-- START PROVIDED RECORDS --

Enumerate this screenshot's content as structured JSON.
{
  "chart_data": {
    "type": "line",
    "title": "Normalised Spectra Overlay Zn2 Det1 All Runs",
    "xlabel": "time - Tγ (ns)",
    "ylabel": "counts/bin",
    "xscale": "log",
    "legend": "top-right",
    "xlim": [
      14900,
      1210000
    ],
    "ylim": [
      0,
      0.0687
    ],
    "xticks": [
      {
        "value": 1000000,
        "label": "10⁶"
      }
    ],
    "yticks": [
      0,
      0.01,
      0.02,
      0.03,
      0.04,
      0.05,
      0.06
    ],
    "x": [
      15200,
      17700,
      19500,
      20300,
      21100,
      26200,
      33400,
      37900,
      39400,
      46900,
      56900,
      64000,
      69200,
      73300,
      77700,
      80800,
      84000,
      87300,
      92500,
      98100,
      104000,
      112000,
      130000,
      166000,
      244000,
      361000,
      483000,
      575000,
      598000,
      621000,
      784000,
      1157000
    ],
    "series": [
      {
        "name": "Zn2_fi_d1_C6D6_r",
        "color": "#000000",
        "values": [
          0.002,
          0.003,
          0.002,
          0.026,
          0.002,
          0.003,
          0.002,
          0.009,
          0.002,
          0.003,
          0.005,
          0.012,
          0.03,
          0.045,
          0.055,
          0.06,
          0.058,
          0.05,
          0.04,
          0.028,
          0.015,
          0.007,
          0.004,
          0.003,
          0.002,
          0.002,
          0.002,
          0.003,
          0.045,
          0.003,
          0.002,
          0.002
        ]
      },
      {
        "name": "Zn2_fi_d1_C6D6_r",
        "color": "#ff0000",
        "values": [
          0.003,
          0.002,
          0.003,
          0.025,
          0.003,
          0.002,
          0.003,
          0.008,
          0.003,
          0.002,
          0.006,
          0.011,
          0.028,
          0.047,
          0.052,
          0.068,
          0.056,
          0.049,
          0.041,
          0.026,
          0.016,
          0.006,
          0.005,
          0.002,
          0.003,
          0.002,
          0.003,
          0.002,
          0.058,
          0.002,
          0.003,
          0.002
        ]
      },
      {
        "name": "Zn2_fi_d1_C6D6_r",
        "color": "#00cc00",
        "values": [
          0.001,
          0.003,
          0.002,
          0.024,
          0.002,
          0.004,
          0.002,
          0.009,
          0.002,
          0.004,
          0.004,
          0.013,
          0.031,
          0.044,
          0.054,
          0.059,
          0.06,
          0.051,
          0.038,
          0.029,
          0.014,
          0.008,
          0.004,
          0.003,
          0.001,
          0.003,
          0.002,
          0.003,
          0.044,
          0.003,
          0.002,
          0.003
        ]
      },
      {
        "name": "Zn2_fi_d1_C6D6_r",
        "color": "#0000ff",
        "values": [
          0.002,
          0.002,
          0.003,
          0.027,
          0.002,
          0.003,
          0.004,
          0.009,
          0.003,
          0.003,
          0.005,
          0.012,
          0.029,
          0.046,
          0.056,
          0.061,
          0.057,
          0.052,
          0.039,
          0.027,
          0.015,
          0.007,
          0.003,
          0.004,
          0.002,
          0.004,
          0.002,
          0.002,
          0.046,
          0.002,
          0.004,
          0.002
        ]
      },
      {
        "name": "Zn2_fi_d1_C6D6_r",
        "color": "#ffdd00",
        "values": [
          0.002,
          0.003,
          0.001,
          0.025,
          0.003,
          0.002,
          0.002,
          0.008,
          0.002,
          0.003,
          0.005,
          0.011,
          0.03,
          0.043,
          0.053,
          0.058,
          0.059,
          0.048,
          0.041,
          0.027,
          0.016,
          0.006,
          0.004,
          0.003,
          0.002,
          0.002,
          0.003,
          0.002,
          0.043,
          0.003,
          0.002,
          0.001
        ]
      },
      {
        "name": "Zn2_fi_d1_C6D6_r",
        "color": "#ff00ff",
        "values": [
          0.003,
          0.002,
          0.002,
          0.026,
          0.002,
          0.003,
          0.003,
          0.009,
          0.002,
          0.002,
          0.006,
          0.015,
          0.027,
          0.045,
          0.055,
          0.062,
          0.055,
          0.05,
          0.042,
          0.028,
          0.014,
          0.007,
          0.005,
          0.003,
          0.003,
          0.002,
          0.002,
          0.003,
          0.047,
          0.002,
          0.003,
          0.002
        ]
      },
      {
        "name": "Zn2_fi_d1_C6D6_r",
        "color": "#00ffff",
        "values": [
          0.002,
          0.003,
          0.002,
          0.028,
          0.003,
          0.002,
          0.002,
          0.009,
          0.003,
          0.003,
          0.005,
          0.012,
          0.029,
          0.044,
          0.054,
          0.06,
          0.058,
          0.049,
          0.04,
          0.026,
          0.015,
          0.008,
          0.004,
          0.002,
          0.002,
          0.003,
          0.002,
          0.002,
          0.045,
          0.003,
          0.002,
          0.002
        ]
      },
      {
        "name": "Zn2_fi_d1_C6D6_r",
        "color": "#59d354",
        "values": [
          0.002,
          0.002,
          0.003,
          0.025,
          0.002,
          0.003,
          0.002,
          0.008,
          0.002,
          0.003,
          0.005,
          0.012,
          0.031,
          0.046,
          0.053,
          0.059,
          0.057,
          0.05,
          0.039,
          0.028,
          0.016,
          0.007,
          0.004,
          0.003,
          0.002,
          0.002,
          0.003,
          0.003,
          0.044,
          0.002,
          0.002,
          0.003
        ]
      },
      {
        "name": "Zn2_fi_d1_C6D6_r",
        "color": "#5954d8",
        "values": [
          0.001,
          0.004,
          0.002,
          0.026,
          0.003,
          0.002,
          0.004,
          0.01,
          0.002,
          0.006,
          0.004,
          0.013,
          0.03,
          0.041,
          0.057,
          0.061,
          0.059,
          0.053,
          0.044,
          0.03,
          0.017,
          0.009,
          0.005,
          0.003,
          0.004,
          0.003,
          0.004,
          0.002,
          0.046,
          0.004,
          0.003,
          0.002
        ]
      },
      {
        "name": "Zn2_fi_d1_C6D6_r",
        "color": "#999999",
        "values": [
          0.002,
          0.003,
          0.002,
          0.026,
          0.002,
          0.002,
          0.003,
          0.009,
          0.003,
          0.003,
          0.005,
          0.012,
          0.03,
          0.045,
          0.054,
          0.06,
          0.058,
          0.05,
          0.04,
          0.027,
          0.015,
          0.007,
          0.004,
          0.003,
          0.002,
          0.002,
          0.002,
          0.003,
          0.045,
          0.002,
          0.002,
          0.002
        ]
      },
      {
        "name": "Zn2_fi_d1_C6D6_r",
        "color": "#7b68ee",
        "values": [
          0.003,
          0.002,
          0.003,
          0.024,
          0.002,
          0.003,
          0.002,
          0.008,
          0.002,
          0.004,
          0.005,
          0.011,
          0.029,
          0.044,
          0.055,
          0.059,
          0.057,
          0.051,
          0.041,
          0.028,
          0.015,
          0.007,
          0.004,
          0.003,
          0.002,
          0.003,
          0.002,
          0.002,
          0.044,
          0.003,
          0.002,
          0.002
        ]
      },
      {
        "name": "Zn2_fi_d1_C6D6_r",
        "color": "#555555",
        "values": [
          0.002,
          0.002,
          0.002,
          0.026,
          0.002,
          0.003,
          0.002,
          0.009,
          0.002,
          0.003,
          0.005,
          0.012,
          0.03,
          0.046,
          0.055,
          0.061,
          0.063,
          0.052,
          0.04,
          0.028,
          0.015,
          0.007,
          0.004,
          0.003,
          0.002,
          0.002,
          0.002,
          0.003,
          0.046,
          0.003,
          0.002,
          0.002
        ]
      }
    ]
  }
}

-- END PROVIDED RECORDS --

Every line in the data that holds "color" should be copied out.

§ **RESPONSE TO THE EXERCISE**:
        "color": "#000000",
        "color": "#ff0000",
        "color": "#00cc00",
        "color": "#0000ff",
        "color": "#ffdd00",
        "color": "#ff00ff",
        "color": "#00ffff",
        "color": "#59d354",
        "color": "#5954d8",
        "color": "#999999",
        "color": "#7b68ee",
        "color": "#555555",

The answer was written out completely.